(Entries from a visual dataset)
.....
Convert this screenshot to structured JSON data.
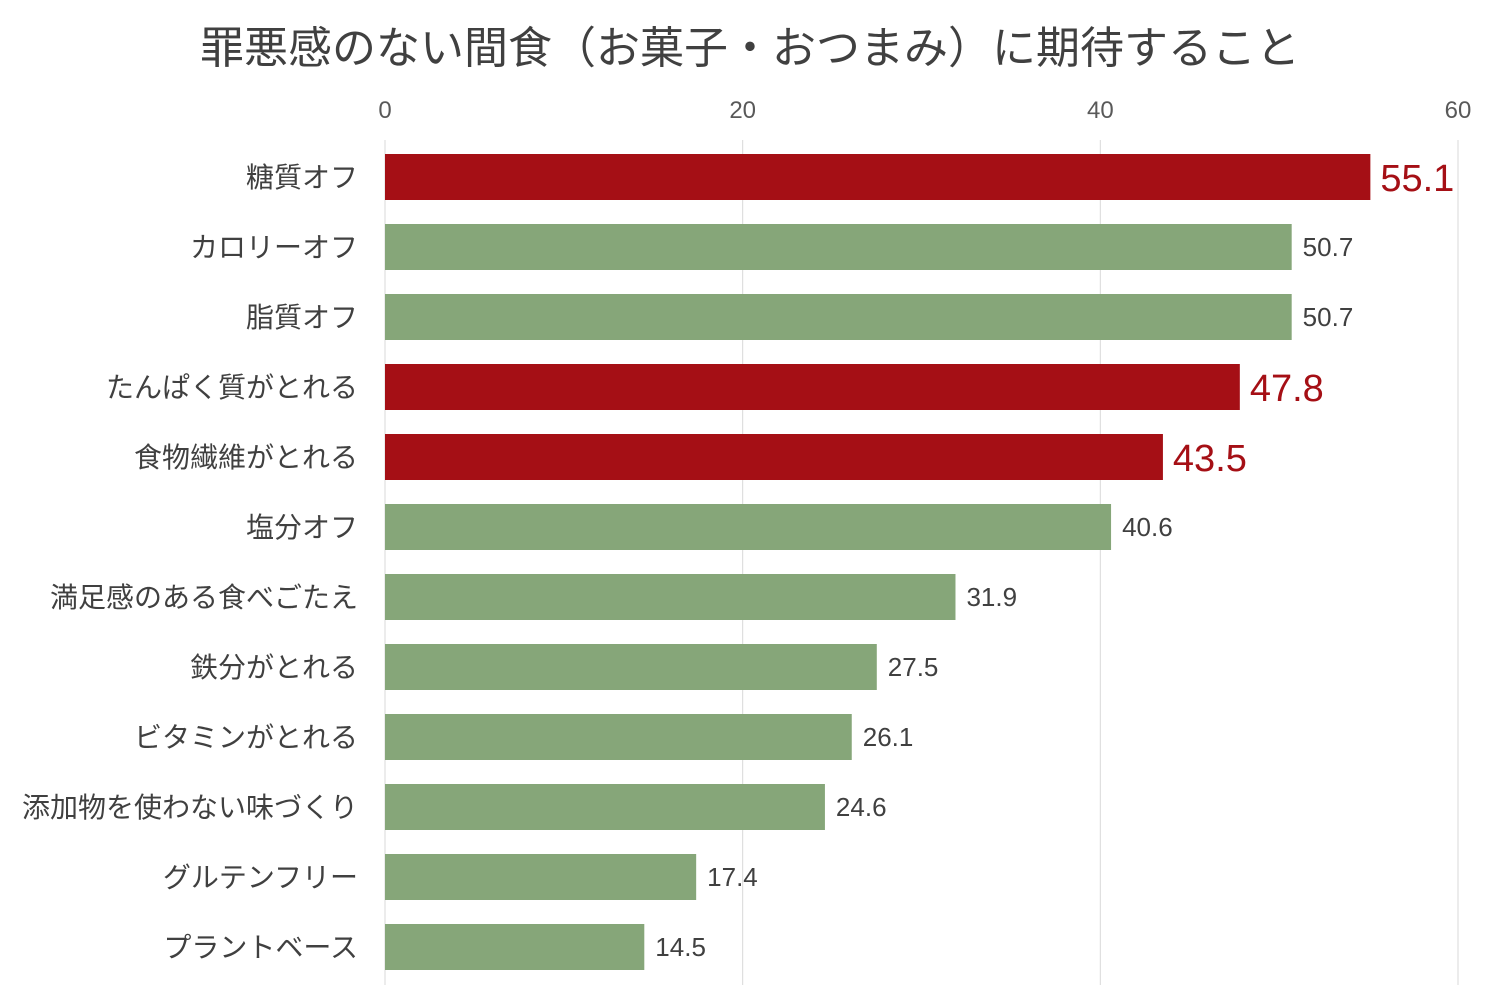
{
  "chart_data": {
    "type": "bar",
    "orientation": "horizontal",
    "title": "罪悪感のない間食（お菓子・おつまみ）に期待すること",
    "xlabel": "",
    "ylabel": "",
    "xlim": [
      0,
      60
    ],
    "x_ticks": [
      "0",
      "20",
      "40",
      "60"
    ],
    "x_axis_position": "top",
    "grid": true,
    "legend": "none",
    "categories": [
      "糖質オフ",
      "カロリーオフ",
      "脂質オフ",
      "たんぱく質がとれる",
      "食物繊維がとれる",
      "塩分オフ",
      "満足感のある食べごたえ",
      "鉄分がとれる",
      "ビタミンがとれる",
      "添加物を使わない味づくり",
      "グルテンフリー",
      "プラントベース"
    ],
    "values": [
      55.1,
      50.7,
      50.7,
      47.8,
      43.5,
      40.6,
      31.9,
      27.5,
      26.1,
      24.6,
      17.4,
      14.5
    ],
    "value_labels": [
      "55.1",
      "50.7",
      "50.7",
      "47.8",
      "43.5",
      "40.6",
      "31.9",
      "27.5",
      "26.1",
      "24.6",
      "17.4",
      "14.5"
    ],
    "highlighted": [
      true,
      false,
      false,
      true,
      true,
      false,
      false,
      false,
      false,
      false,
      false,
      false
    ],
    "colors": {
      "highlight": "#a50f15",
      "normal": "#86a679",
      "highlight_label": "#a50f15",
      "normal_label": "#404040"
    }
  }
}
.....
__EXERCISE DESCRIPTION__. Reproduce every entry exactly, but omit each picture.

__SOLUTION TO THIS EXERCISE__.
Convert this screenshot to structured JSON data.
{
  "chart_data": {
    "type": "bar",
    "orientation": "horizontal",
    "title": "罪悪感のない間食（お菓子・おつまみ）に期待すること",
    "xlabel": "",
    "ylabel": "",
    "xlim": [
      0,
      60
    ],
    "x_ticks": [
      "0",
      "20",
      "40",
      "60"
    ],
    "x_axis_position": "top",
    "grid": true,
    "legend": "none",
    "categories": [
      "糖質オフ",
      "カロリーオフ",
      "脂質オフ",
      "たんぱく質がとれる",
      "食物繊維がとれる",
      "塩分オフ",
      "満足感のある食べごたえ",
      "鉄分がとれる",
      "ビタミンがとれる",
      "添加物を使わない味づくり",
      "グルテンフリー",
      "プラントベース"
    ],
    "values": [
      55.1,
      50.7,
      50.7,
      47.8,
      43.5,
      40.6,
      31.9,
      27.5,
      26.1,
      24.6,
      17.4,
      14.5
    ],
    "value_labels": [
      "55.1",
      "50.7",
      "50.7",
      "47.8",
      "43.5",
      "40.6",
      "31.9",
      "27.5",
      "26.1",
      "24.6",
      "17.4",
      "14.5"
    ],
    "highlighted": [
      true,
      false,
      false,
      true,
      true,
      false,
      false,
      false,
      false,
      false,
      false,
      false
    ],
    "colors": {
      "highlight": "#a50f15",
      "normal": "#86a679",
      "highlight_label": "#a50f15",
      "normal_label": "#404040"
    }
  }
}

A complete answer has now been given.